-- REQUIREMENT --
Retype the listing that follows, exactly as written.

-------

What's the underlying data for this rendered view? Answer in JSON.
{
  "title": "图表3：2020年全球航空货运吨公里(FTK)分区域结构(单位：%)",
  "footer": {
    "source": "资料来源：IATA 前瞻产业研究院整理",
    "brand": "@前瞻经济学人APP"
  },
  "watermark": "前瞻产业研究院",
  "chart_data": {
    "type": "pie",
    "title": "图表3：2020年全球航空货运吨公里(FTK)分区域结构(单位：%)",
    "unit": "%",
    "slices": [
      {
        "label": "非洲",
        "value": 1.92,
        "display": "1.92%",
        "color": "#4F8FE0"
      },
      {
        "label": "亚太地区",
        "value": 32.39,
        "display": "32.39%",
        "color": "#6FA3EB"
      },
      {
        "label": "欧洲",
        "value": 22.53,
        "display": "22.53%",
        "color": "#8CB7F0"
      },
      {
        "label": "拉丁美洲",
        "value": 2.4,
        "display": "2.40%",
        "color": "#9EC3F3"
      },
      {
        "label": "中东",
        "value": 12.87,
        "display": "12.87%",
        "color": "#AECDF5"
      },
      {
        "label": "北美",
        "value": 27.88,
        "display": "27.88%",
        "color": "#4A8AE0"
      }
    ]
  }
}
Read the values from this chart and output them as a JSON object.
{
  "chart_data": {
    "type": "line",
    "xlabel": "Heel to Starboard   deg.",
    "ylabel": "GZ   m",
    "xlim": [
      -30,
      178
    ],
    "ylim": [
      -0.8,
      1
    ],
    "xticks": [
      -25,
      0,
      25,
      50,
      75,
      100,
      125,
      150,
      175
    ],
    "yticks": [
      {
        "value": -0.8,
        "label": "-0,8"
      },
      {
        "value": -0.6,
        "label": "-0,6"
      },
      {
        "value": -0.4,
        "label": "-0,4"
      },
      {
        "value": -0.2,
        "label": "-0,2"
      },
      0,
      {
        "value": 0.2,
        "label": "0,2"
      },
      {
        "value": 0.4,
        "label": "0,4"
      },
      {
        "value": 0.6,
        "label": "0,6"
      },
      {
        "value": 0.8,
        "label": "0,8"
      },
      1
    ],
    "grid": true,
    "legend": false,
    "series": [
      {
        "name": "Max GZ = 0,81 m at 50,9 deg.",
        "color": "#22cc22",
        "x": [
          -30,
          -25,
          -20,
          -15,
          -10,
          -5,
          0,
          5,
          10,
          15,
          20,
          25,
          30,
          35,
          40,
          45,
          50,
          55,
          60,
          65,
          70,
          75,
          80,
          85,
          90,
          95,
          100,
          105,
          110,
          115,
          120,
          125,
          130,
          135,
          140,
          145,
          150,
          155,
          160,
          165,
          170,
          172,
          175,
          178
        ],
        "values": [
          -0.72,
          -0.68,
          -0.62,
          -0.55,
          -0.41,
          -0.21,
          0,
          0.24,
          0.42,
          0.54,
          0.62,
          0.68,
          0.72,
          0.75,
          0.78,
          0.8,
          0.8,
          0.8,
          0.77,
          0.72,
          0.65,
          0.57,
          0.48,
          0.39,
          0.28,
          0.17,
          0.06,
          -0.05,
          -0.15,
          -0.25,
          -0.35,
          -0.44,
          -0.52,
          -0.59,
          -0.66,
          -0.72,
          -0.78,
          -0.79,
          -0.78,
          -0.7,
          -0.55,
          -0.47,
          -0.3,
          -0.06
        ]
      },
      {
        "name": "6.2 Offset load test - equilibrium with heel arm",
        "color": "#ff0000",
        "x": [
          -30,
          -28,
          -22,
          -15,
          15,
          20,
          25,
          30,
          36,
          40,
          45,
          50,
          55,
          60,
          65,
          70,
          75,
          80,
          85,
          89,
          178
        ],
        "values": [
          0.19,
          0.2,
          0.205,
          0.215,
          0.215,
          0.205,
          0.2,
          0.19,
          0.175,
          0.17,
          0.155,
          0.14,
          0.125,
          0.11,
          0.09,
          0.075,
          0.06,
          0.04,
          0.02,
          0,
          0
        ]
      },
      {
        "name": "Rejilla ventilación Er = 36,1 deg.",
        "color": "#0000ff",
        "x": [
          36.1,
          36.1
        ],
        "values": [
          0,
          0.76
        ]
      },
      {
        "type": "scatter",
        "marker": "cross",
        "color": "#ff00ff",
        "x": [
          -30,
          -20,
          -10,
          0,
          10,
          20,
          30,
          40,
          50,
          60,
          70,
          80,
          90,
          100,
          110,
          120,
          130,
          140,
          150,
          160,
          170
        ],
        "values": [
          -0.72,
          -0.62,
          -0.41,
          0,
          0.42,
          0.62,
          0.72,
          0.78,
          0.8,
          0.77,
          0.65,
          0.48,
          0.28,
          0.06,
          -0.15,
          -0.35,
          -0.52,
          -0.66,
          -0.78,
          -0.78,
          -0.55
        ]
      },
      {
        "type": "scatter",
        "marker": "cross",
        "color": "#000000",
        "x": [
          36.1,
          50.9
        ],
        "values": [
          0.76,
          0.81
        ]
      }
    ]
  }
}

-------

-- THE COMPLETED TASK --
What's the underlying data for this rendered view? Answer in JSON.
{
  "title": "图表3：2020年全球航空货运吨公里(FTK)分区域结构(单位：%)",
  "footer": {
    "source": "资料来源：IATA 前瞻产业研究院整理",
    "brand": "@前瞻经济学人APP"
  },
  "watermark": "前瞻产业研究院",
  "chart_data": {
    "type": "pie",
    "title": "图表3：2020年全球航空货运吨公里(FTK)分区域结构(单位：%)",
    "unit": "%",
    "slices": [
      {
        "label": "非洲",
        "value": 1.92,
        "display": "1.92%",
        "color": "#4F8FE0"
      },
      {
        "label": "亚太地区",
        "value": 32.39,
        "display": "32.39%",
        "color": "#6FA3EB"
      },
      {
        "label": "欧洲",
        "value": 22.53,
        "display": "22.53%",
        "color": "#8CB7F0"
      },
      {
        "label": "拉丁美洲",
        "value": 2.4,
        "display": "2.40%",
        "color": "#9EC3F3"
      },
      {
        "label": "中东",
        "value": 12.87,
        "display": "12.87%",
        "color": "#AECDF5"
      },
      {
        "label": "北美",
        "value": 27.88,
        "display": "27.88%",
        "color": "#4A8AE0"
      }
    ]
  }
}
Read the values from this chart and output them as a JSON object.
{
  "chart_data": {
    "type": "line",
    "xlabel": "Heel to Starboard   deg.",
    "ylabel": "GZ   m",
    "xlim": [
      -30,
      178
    ],
    "ylim": [
      -0.8,
      1
    ],
    "xticks": [
      -25,
      0,
      25,
      50,
      75,
      100,
      125,
      150,
      175
    ],
    "yticks": [
      {
        "value": -0.8,
        "label": "-0,8"
      },
      {
        "value": -0.6,
        "label": "-0,6"
      },
      {
        "value": -0.4,
        "label": "-0,4"
      },
      {
        "value": -0.2,
        "label": "-0,2"
      },
      0,
      {
        "value": 0.2,
        "label": "0,2"
      },
      {
        "value": 0.4,
        "label": "0,4"
      },
      {
        "value": 0.6,
        "label": "0,6"
      },
      {
        "value": 0.8,
        "label": "0,8"
      },
      1
    ],
    "grid": true,
    "legend": false,
    "series": [
      {
        "name": "Max GZ = 0,81 m at 50,9 deg.",
        "color": "#22cc22",
        "x": [
          -30,
          -25,
          -20,
          -15,
          -10,
          -5,
          0,
          5,
          10,
          15,
          20,
          25,
          30,
          35,
          40,
          45,
          50,
          55,
          60,
          65,
          70,
          75,
          80,
          85,
          90,
          95,
          100,
          105,
          110,
          115,
          120,
          125,
          130,
          135,
          140,
          145,
          150,
          155,
          160,
          165,
          170,
          172,
          175,
          178
        ],
        "values": [
          -0.72,
          -0.68,
          -0.62,
          -0.55,
          -0.41,
          -0.21,
          0,
          0.24,
          0.42,
          0.54,
          0.62,
          0.68,
          0.72,
          0.75,
          0.78,
          0.8,
          0.8,
          0.8,
          0.77,
          0.72,
          0.65,
          0.57,
          0.48,
          0.39,
          0.28,
          0.17,
          0.06,
          -0.05,
          -0.15,
          -0.25,
          -0.35,
          -0.44,
          -0.52,
          -0.59,
          -0.66,
          -0.72,
          -0.78,
          -0.79,
          -0.78,
          -0.7,
          -0.55,
          -0.47,
          -0.3,
          -0.06
        ]
      },
      {
        "name": "6.2 Offset load test - equilibrium with heel arm",
        "color": "#ff0000",
        "x": [
          -30,
          -28,
          -22,
          -15,
          15,
          20,
          25,
          30,
          36,
          40,
          45,
          50,
          55,
          60,
          65,
          70,
          75,
          80,
          85,
          89,
          178
        ],
        "values": [
          0.19,
          0.2,
          0.205,
          0.215,
          0.215,
          0.205,
          0.2,
          0.19,
          0.175,
          0.17,
          0.155,
          0.14,
          0.125,
          0.11,
          0.09,
          0.075,
          0.06,
          0.04,
          0.02,
          0,
          0
        ]
      },
      {
        "name": "Rejilla ventilación Er = 36,1 deg.",
        "color": "#0000ff",
        "x": [
          36.1,
          36.1
        ],
        "values": [
          0,
          0.76
        ]
      },
      {
        "type": "scatter",
        "marker": "cross",
        "color": "#ff00ff",
        "x": [
          -30,
          -20,
          -10,
          0,
          10,
          20,
          30,
          40,
          50,
          60,
          70,
          80,
          90,
          100,
          110,
          120,
          130,
          140,
          150,
          160,
          170
        ],
        "values": [
          -0.72,
          -0.62,
          -0.41,
          0,
          0.42,
          0.62,
          0.72,
          0.78,
          0.8,
          0.77,
          0.65,
          0.48,
          0.28,
          0.06,
          -0.15,
          -0.35,
          -0.52,
          -0.66,
          -0.78,
          -0.78,
          -0.55
        ]
      },
      {
        "type": "scatter",
        "marker": "cross",
        "color": "#000000",
        "x": [
          36.1,
          50.9
        ],
        "values": [
          0.76,
          0.81
        ]
      }
    ]
  }
}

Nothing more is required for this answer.